***** Rows *****

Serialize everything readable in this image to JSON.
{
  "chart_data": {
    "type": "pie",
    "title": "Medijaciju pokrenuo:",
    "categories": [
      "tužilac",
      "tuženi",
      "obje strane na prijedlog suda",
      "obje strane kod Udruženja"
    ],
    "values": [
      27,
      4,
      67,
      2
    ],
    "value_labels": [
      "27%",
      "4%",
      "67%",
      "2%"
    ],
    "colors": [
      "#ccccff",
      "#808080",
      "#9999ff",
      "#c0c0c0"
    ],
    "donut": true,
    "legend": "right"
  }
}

*****

What to produce: Gather all lines of the records that include the word "obje".

Problem solution:
      "obje strane na prijedlog suda",
      "obje strane kod Udruženja"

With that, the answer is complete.